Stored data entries

****

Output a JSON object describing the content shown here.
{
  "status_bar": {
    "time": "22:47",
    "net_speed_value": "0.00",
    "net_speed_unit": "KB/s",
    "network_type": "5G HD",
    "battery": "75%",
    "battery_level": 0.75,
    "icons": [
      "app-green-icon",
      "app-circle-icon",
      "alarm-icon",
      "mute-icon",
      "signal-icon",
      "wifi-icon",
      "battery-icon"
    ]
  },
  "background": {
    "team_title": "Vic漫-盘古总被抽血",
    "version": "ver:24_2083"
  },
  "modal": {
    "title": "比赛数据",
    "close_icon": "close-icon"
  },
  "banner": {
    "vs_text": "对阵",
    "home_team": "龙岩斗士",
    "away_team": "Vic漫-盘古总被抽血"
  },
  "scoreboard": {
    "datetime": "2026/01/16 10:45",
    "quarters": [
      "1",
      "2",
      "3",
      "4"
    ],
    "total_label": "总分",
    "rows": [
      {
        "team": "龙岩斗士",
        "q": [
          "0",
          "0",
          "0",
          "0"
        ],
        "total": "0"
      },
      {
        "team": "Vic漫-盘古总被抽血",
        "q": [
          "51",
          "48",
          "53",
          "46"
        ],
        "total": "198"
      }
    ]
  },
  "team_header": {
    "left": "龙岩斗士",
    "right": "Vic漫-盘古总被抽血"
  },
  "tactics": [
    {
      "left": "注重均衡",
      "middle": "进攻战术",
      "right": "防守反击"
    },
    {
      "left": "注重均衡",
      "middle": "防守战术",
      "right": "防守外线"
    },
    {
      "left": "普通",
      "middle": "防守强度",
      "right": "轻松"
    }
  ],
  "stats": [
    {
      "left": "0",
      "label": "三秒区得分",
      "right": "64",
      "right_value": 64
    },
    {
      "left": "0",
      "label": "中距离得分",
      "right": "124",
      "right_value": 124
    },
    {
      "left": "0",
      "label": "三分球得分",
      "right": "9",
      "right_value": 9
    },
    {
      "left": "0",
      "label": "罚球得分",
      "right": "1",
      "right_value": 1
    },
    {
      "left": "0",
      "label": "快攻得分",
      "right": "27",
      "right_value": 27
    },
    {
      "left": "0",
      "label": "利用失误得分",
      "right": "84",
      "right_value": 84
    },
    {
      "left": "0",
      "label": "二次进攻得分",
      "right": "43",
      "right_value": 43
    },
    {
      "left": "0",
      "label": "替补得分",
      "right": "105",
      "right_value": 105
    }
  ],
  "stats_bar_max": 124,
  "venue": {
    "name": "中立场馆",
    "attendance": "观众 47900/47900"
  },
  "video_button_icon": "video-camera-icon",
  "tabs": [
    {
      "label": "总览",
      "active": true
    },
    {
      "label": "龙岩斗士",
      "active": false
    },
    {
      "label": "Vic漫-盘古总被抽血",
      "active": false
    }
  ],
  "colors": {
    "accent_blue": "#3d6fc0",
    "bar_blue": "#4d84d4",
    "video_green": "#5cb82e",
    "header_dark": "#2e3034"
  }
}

****

_GIVEN EXERCISE_: Extract the complete listing above, reproducing each line exactly.

_EXPECTED ANSWER_:
Output a JSON object describing the content shown here.
{
  "status_bar": {
    "time": "22:47",
    "net_speed_value": "0.00",
    "net_speed_unit": "KB/s",
    "network_type": "5G HD",
    "battery": "75%",
    "battery_level": 0.75,
    "icons": [
      "app-green-icon",
      "app-circle-icon",
      "alarm-icon",
      "mute-icon",
      "signal-icon",
      "wifi-icon",
      "battery-icon"
    ]
  },
  "background": {
    "team_title": "Vic漫-盘古总被抽血",
    "version": "ver:24_2083"
  },
  "modal": {
    "title": "比赛数据",
    "close_icon": "close-icon"
  },
  "banner": {
    "vs_text": "对阵",
    "home_team": "龙岩斗士",
    "away_team": "Vic漫-盘古总被抽血"
  },
  "scoreboard": {
    "datetime": "2026/01/16 10:45",
    "quarters": [
      "1",
      "2",
      "3",
      "4"
    ],
    "total_label": "总分",
    "rows": [
      {
        "team": "龙岩斗士",
        "q": [
          "0",
          "0",
          "0",
          "0"
        ],
        "total": "0"
      },
      {
        "team": "Vic漫-盘古总被抽血",
        "q": [
          "51",
          "48",
          "53",
          "46"
        ],
        "total": "198"
      }
    ]
  },
  "team_header": {
    "left": "龙岩斗士",
    "right": "Vic漫-盘古总被抽血"
  },
  "tactics": [
    {
      "left": "注重均衡",
      "middle": "进攻战术",
      "right": "防守反击"
    },
    {
      "left": "注重均衡",
      "middle": "防守战术",
      "right": "防守外线"
    },
    {
      "left": "普通",
      "middle": "防守强度",
      "right": "轻松"
    }
  ],
  "stats": [
    {
      "left": "0",
      "label": "三秒区得分",
      "right": "64",
      "right_value": 64
    },
    {
      "left": "0",
      "label": "中距离得分",
      "right": "124",
      "right_value": 124
    },
    {
      "left": "0",
      "label": "三分球得分",
      "right": "9",
      "right_value": 9
    },
    {
      "left": "0",
      "label": "罚球得分",
      "right": "1",
      "right_value": 1
    },
    {
      "left": "0",
      "label": "快攻得分",
      "right": "27",
      "right_value": 27
    },
    {
      "left": "0",
      "label": "利用失误得分",
      "right": "84",
      "right_value": 84
    },
    {
      "left": "0",
      "label": "二次进攻得分",
      "right": "43",
      "right_value": 43
    },
    {
      "left": "0",
      "label": "替补得分",
      "right": "105",
      "right_value": 105
    }
  ],
  "stats_bar_max": 124,
  "venue": {
    "name": "中立场馆",
    "attendance": "观众 47900/47900"
  },
  "video_button_icon": "video-camera-icon",
  "tabs": [
    {
      "label": "总览",
      "active": true
    },
    {
      "label": "龙岩斗士",
      "active": false
    },
    {
      "label": "Vic漫-盘古总被抽血",
      "active": false
    }
  ],
  "colors": {
    "accent_blue": "#3d6fc0",
    "bar_blue": "#4d84d4",
    "video_green": "#5cb82e",
    "header_dark": "#2e3034"
  }
}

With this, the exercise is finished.